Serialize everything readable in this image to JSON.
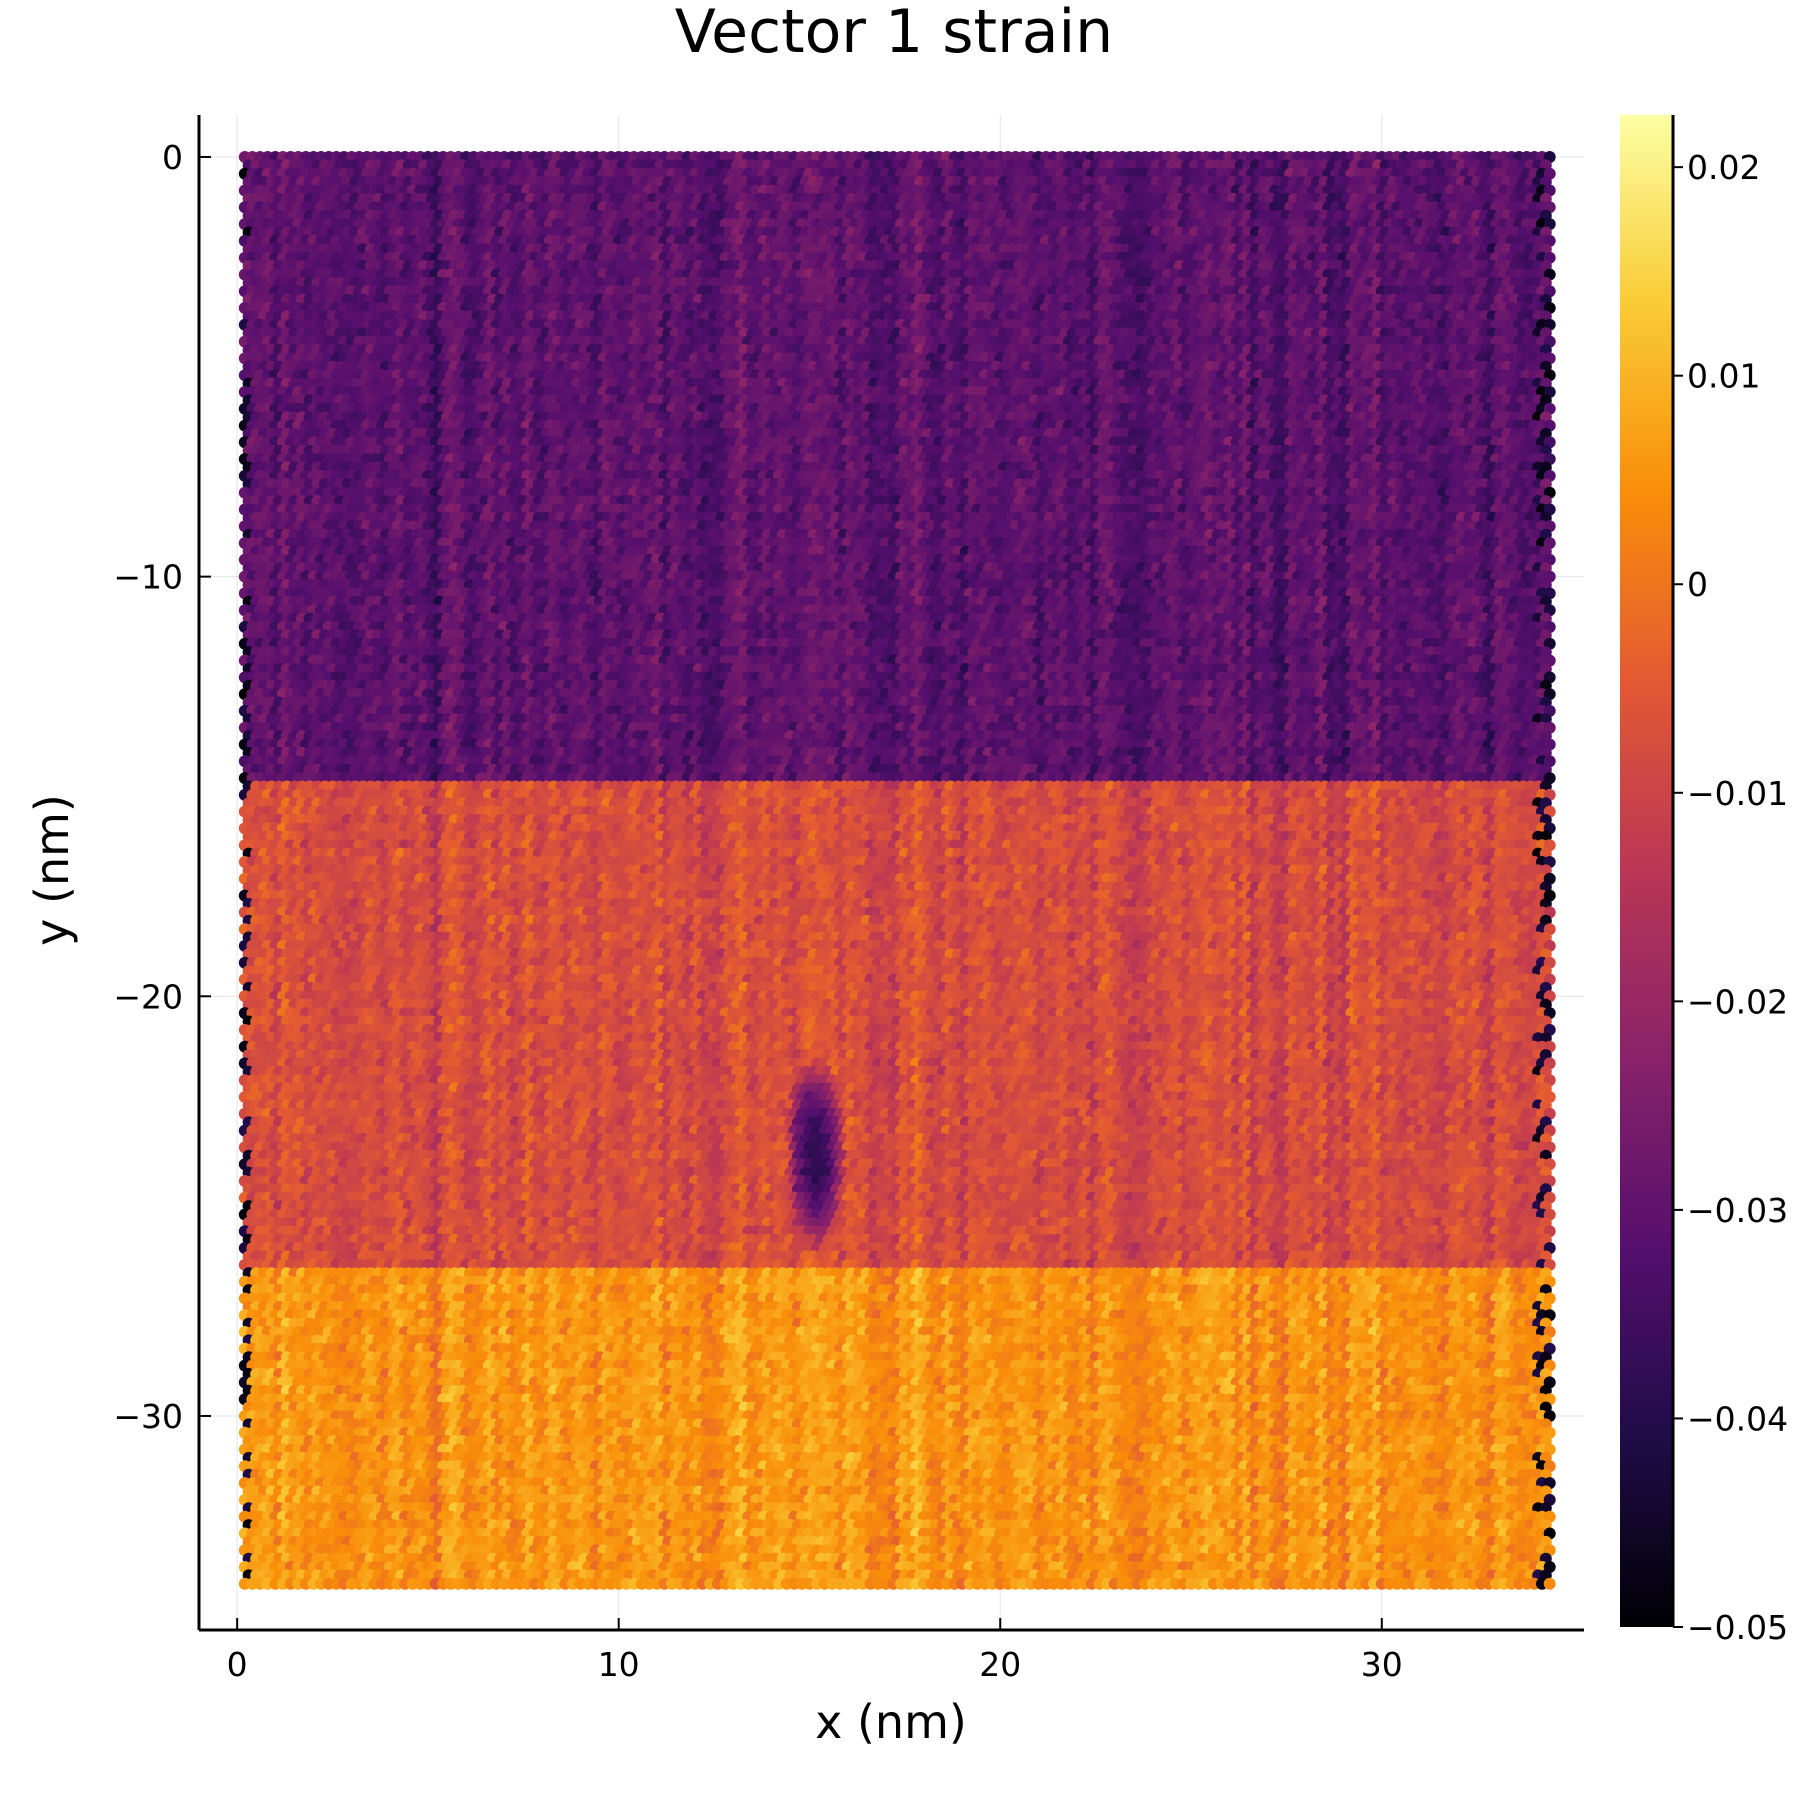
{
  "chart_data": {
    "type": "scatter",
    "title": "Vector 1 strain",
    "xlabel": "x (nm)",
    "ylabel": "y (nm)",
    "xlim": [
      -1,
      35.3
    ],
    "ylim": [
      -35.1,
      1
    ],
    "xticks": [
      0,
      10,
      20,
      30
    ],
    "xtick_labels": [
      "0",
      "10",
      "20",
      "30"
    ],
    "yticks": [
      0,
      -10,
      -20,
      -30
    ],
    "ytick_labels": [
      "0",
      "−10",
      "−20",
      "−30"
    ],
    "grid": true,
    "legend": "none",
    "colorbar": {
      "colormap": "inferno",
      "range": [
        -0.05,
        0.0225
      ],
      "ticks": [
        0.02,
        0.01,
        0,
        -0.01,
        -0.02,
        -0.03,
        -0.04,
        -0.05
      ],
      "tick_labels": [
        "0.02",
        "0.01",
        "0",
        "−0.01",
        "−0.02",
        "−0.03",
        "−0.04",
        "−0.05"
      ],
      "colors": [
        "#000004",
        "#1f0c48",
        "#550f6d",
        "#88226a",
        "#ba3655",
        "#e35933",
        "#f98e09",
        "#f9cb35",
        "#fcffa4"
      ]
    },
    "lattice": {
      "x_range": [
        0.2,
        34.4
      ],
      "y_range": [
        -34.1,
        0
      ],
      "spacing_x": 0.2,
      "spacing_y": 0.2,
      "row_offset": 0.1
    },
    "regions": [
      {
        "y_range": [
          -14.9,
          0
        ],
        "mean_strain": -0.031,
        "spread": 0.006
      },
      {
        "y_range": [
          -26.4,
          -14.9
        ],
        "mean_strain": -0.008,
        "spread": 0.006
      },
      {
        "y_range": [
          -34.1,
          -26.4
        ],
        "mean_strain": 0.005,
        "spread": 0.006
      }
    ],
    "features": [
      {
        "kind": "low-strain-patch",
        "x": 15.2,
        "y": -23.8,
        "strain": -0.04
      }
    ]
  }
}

Directive:
Repeat all of the data above word for word, minus the pictures.

Task result:
Serialize everything readable in this image to JSON.
{
  "chart_data": {
    "type": "scatter",
    "title": "Vector 1 strain",
    "xlabel": "x (nm)",
    "ylabel": "y (nm)",
    "xlim": [
      -1,
      35.3
    ],
    "ylim": [
      -35.1,
      1
    ],
    "xticks": [
      0,
      10,
      20,
      30
    ],
    "xtick_labels": [
      "0",
      "10",
      "20",
      "30"
    ],
    "yticks": [
      0,
      -10,
      -20,
      -30
    ],
    "ytick_labels": [
      "0",
      "−10",
      "−20",
      "−30"
    ],
    "grid": true,
    "legend": "none",
    "colorbar": {
      "colormap": "inferno",
      "range": [
        -0.05,
        0.0225
      ],
      "ticks": [
        0.02,
        0.01,
        0,
        -0.01,
        -0.02,
        -0.03,
        -0.04,
        -0.05
      ],
      "tick_labels": [
        "0.02",
        "0.01",
        "0",
        "−0.01",
        "−0.02",
        "−0.03",
        "−0.04",
        "−0.05"
      ],
      "colors": [
        "#000004",
        "#1f0c48",
        "#550f6d",
        "#88226a",
        "#ba3655",
        "#e35933",
        "#f98e09",
        "#f9cb35",
        "#fcffa4"
      ]
    },
    "lattice": {
      "x_range": [
        0.2,
        34.4
      ],
      "y_range": [
        -34.1,
        0
      ],
      "spacing_x": 0.2,
      "spacing_y": 0.2,
      "row_offset": 0.1
    },
    "regions": [
      {
        "y_range": [
          -14.9,
          0
        ],
        "mean_strain": -0.031,
        "spread": 0.006
      },
      {
        "y_range": [
          -26.4,
          -14.9
        ],
        "mean_strain": -0.008,
        "spread": 0.006
      },
      {
        "y_range": [
          -34.1,
          -26.4
        ],
        "mean_strain": 0.005,
        "spread": 0.006
      }
    ],
    "features": [
      {
        "kind": "low-strain-patch",
        "x": 15.2,
        "y": -23.8,
        "strain": -0.04
      }
    ]
  }
}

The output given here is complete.